EXERCISE REQUIREMENTS ->
Take the data below and repeat it exactly.

::: RAW RECORDS

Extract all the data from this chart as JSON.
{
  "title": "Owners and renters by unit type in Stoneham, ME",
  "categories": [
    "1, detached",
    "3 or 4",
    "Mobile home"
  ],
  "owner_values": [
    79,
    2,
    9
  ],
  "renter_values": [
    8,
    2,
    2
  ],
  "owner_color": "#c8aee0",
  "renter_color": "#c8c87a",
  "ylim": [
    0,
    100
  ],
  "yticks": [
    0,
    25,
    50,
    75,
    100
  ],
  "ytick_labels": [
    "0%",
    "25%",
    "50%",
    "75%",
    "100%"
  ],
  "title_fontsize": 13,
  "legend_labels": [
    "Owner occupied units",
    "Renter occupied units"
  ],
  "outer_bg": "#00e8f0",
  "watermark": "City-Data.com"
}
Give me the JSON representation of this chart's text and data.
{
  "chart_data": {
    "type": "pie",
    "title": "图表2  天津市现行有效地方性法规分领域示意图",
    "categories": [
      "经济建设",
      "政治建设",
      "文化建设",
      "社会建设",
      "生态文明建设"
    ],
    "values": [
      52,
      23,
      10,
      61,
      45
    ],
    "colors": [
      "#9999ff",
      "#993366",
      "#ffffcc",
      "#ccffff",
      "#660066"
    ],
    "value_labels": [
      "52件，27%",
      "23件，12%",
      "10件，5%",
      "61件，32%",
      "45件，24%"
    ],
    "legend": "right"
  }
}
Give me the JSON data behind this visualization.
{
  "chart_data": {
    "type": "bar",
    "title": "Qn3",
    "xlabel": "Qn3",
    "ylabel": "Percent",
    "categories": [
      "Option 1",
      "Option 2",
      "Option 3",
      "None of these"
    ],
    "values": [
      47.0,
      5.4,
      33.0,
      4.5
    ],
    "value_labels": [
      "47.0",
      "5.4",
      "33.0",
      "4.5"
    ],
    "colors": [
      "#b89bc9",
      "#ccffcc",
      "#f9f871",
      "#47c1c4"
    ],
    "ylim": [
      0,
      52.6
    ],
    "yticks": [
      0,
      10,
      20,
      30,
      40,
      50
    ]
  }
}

::::::

THE SOLUTION ->
Extract all the data from this chart as JSON.
{
  "title": "Owners and renters by unit type in Stoneham, ME",
  "categories": [
    "1, detached",
    "3 or 4",
    "Mobile home"
  ],
  "owner_values": [
    79,
    2,
    9
  ],
  "renter_values": [
    8,
    2,
    2
  ],
  "owner_color": "#c8aee0",
  "renter_color": "#c8c87a",
  "ylim": [
    0,
    100
  ],
  "yticks": [
    0,
    25,
    50,
    75,
    100
  ],
  "ytick_labels": [
    "0%",
    "25%",
    "50%",
    "75%",
    "100%"
  ],
  "title_fontsize": 13,
  "legend_labels": [
    "Owner occupied units",
    "Renter occupied units"
  ],
  "outer_bg": "#00e8f0",
  "watermark": "City-Data.com"
}
Give me the JSON representation of this chart's text and data.
{
  "chart_data": {
    "type": "pie",
    "title": "图表2  天津市现行有效地方性法规分领域示意图",
    "categories": [
      "经济建设",
      "政治建设",
      "文化建设",
      "社会建设",
      "生态文明建设"
    ],
    "values": [
      52,
      23,
      10,
      61,
      45
    ],
    "colors": [
      "#9999ff",
      "#993366",
      "#ffffcc",
      "#ccffff",
      "#660066"
    ],
    "value_labels": [
      "52件，27%",
      "23件，12%",
      "10件，5%",
      "61件，32%",
      "45件，24%"
    ],
    "legend": "right"
  }
}
Give me the JSON data behind this visualization.
{
  "chart_data": {
    "type": "bar",
    "title": "Qn3",
    "xlabel": "Qn3",
    "ylabel": "Percent",
    "categories": [
      "Option 1",
      "Option 2",
      "Option 3",
      "None of these"
    ],
    "values": [
      47.0,
      5.4,
      33.0,
      4.5
    ],
    "value_labels": [
      "47.0",
      "5.4",
      "33.0",
      "4.5"
    ],
    "colors": [
      "#b89bc9",
      "#ccffcc",
      "#f9f871",
      "#47c1c4"
    ],
    "ylim": [
      0,
      52.6
    ],
    "yticks": [
      0,
      10,
      20,
      30,
      40,
      50
    ]
  }
}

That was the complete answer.